> _EXERCISE PROMPT_:
Every entry must be given again exactly.

> _DATA FOR THE TASK_:
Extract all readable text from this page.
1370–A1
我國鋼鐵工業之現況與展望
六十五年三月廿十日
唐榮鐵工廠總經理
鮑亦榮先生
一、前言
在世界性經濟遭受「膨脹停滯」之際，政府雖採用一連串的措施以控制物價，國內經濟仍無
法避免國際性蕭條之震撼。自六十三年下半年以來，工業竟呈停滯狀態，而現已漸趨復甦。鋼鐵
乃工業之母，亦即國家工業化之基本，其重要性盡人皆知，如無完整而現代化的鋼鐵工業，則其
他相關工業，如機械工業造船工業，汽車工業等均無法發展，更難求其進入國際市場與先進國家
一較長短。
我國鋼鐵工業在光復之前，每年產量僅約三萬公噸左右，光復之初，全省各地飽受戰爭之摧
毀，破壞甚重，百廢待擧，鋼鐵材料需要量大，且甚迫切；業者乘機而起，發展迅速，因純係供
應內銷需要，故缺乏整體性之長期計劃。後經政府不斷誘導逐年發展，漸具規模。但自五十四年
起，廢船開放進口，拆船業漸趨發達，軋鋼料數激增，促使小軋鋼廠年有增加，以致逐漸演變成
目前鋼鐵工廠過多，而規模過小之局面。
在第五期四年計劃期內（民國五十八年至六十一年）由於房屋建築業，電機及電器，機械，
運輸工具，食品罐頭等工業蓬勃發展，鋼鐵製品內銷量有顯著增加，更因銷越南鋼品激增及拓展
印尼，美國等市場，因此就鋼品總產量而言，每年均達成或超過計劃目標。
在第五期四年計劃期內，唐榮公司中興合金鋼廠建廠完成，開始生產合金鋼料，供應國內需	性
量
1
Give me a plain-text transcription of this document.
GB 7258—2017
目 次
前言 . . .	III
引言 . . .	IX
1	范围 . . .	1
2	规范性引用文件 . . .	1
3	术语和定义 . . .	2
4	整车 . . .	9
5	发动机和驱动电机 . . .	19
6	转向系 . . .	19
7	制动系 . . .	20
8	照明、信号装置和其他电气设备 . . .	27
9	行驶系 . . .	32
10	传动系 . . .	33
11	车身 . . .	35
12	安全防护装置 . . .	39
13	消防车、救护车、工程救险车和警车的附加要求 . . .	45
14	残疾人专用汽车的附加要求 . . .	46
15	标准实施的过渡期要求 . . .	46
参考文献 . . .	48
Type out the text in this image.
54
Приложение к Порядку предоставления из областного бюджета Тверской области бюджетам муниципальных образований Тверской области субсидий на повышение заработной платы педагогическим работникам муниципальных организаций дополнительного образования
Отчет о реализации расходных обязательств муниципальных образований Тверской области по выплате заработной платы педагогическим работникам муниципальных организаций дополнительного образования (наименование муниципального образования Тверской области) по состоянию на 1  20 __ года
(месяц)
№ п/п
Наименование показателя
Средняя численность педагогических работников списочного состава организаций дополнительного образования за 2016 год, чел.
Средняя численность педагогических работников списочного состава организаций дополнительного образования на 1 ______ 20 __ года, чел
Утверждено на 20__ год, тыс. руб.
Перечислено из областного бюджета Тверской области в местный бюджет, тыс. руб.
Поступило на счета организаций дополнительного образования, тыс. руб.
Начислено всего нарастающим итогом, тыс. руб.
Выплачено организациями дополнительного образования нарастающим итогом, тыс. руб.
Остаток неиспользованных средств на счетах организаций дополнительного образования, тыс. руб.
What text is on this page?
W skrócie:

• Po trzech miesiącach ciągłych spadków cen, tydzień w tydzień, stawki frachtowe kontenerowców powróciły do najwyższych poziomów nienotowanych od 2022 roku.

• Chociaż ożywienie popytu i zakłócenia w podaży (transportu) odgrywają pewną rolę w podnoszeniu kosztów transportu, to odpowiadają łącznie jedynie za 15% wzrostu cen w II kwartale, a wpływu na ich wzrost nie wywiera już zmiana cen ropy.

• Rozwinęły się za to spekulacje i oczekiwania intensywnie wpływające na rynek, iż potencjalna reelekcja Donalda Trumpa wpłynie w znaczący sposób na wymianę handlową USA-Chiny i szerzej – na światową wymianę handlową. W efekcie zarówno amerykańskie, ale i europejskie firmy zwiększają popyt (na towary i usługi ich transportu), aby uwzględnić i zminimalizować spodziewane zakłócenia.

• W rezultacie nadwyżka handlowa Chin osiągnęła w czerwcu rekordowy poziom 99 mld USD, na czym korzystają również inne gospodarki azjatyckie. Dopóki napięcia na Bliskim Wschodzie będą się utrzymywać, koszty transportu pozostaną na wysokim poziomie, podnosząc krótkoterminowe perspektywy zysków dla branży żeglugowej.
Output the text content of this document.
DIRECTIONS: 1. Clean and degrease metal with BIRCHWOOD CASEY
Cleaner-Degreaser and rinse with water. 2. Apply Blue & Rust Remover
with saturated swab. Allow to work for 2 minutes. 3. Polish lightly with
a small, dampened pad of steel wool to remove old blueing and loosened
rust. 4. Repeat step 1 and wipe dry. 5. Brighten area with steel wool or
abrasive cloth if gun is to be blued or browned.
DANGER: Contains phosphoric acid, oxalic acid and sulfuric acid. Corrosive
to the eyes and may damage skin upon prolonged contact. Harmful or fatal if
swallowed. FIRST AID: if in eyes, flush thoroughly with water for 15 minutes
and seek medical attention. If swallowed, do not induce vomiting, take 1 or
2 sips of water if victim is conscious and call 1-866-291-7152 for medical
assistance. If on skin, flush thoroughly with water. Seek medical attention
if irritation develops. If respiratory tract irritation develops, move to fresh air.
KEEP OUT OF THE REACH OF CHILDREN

> _EXERCISE OUTPUT_:
Extract all readable text from this page.
1370–A1
我國鋼鐵工業之現況與展望
六十五年三月廿十日
唐榮鐵工廠總經理
鮑亦榮先生
一、前言
在世界性經濟遭受「膨脹停滯」之際，政府雖採用一連串的措施以控制物價，國內經濟仍無
法避免國際性蕭條之震撼。自六十三年下半年以來，工業竟呈停滯狀態，而現已漸趨復甦。鋼鐵
乃工業之母，亦即國家工業化之基本，其重要性盡人皆知，如無完整而現代化的鋼鐵工業，則其
他相關工業，如機械工業造船工業，汽車工業等均無法發展，更難求其進入國際市場與先進國家
一較長短。
我國鋼鐵工業在光復之前，每年產量僅約三萬公噸左右，光復之初，全省各地飽受戰爭之摧
毀，破壞甚重，百廢待擧，鋼鐵材料需要量大，且甚迫切；業者乘機而起，發展迅速，因純係供
應內銷需要，故缺乏整體性之長期計劃。後經政府不斷誘導逐年發展，漸具規模。但自五十四年
起，廢船開放進口，拆船業漸趨發達，軋鋼料數激增，促使小軋鋼廠年有增加，以致逐漸演變成
目前鋼鐵工廠過多，而規模過小之局面。
在第五期四年計劃期內（民國五十八年至六十一年）由於房屋建築業，電機及電器，機械，
運輸工具，食品罐頭等工業蓬勃發展，鋼鐵製品內銷量有顯著增加，更因銷越南鋼品激增及拓展
印尼，美國等市場，因此就鋼品總產量而言，每年均達成或超過計劃目標。
在第五期四年計劃期內，唐榮公司中興合金鋼廠建廠完成，開始生產合金鋼料，供應國內需	性
量
1
Give me a plain-text transcription of this document.
GB 7258—2017
目 次
前言 . . .	III
引言 . . .	IX
1	范围 . . .	1
2	规范性引用文件 . . .	1
3	术语和定义 . . .	2
4	整车 . . .	9
5	发动机和驱动电机 . . .	19
6	转向系 . . .	19
7	制动系 . . .	20
8	照明、信号装置和其他电气设备 . . .	27
9	行驶系 . . .	32
10	传动系 . . .	33
11	车身 . . .	35
12	安全防护装置 . . .	39
13	消防车、救护车、工程救险车和警车的附加要求 . . .	45
14	残疾人专用汽车的附加要求 . . .	46
15	标准实施的过渡期要求 . . .	46
参考文献 . . .	48
Type out the text in this image.
54
Приложение к Порядку предоставления из областного бюджета Тверской области бюджетам муниципальных образований Тверской области субсидий на повышение заработной платы педагогическим работникам муниципальных организаций дополнительного образования
Отчет о реализации расходных обязательств муниципальных образований Тверской области по выплате заработной платы педагогическим работникам муниципальных организаций дополнительного образования (наименование муниципального образования Тверской области) по состоянию на 1  20 __ года
(месяц)
№ п/п
Наименование показателя
Средняя численность педагогических работников списочного состава организаций дополнительного образования за 2016 год, чел.
Средняя численность педагогических работников списочного состава организаций дополнительного образования на 1 ______ 20 __ года, чел
Утверждено на 20__ год, тыс. руб.
Перечислено из областного бюджета Тверской области в местный бюджет, тыс. руб.
Поступило на счета организаций дополнительного образования, тыс. руб.
Начислено всего нарастающим итогом, тыс. руб.
Выплачено организациями дополнительного образования нарастающим итогом, тыс. руб.
Остаток неиспользованных средств на счетах организаций дополнительного образования, тыс. руб.
What text is on this page?
W skrócie:

• Po trzech miesiącach ciągłych spadków cen, tydzień w tydzień, stawki frachtowe kontenerowców powróciły do najwyższych poziomów nienotowanych od 2022 roku.

• Chociaż ożywienie popytu i zakłócenia w podaży (transportu) odgrywają pewną rolę w podnoszeniu kosztów transportu, to odpowiadają łącznie jedynie za 15% wzrostu cen w II kwartale, a wpływu na ich wzrost nie wywiera już zmiana cen ropy.

• Rozwinęły się za to spekulacje i oczekiwania intensywnie wpływające na rynek, iż potencjalna reelekcja Donalda Trumpa wpłynie w znaczący sposób na wymianę handlową USA-Chiny i szerzej – na światową wymianę handlową. W efekcie zarówno amerykańskie, ale i europejskie firmy zwiększają popyt (na towary i usługi ich transportu), aby uwzględnić i zminimalizować spodziewane zakłócenia.

• W rezultacie nadwyżka handlowa Chin osiągnęła w czerwcu rekordowy poziom 99 mld USD, na czym korzystają również inne gospodarki azjatyckie. Dopóki napięcia na Bliskim Wschodzie będą się utrzymywać, koszty transportu pozostaną na wysokim poziomie, podnosząc krótkoterminowe perspektywy zysków dla branży żeglugowej.
Output the text content of this document.
DIRECTIONS: 1. Clean and degrease metal with BIRCHWOOD CASEY
Cleaner-Degreaser and rinse with water. 2. Apply Blue & Rust Remover
with saturated swab. Allow to work for 2 minutes. 3. Polish lightly with
a small, dampened pad of steel wool to remove old blueing and loosened
rust. 4. Repeat step 1 and wipe dry. 5. Brighten area with steel wool or
abrasive cloth if gun is to be blued or browned.
DANGER: Contains phosphoric acid, oxalic acid and sulfuric acid. Corrosive
to the eyes and may damage skin upon prolonged contact. Harmful or fatal if
swallowed. FIRST AID: if in eyes, flush thoroughly with water for 15 minutes
and seek medical attention. If swallowed, do not induce vomiting, take 1 or
2 sips of water if victim is conscious and call 1-866-291-7152 for medical
assistance. If on skin, flush thoroughly with water. Seek medical attention
if irritation develops. If respiratory tract irritation develops, move to fresh air.
KEEP OUT OF THE REACH OF CHILDREN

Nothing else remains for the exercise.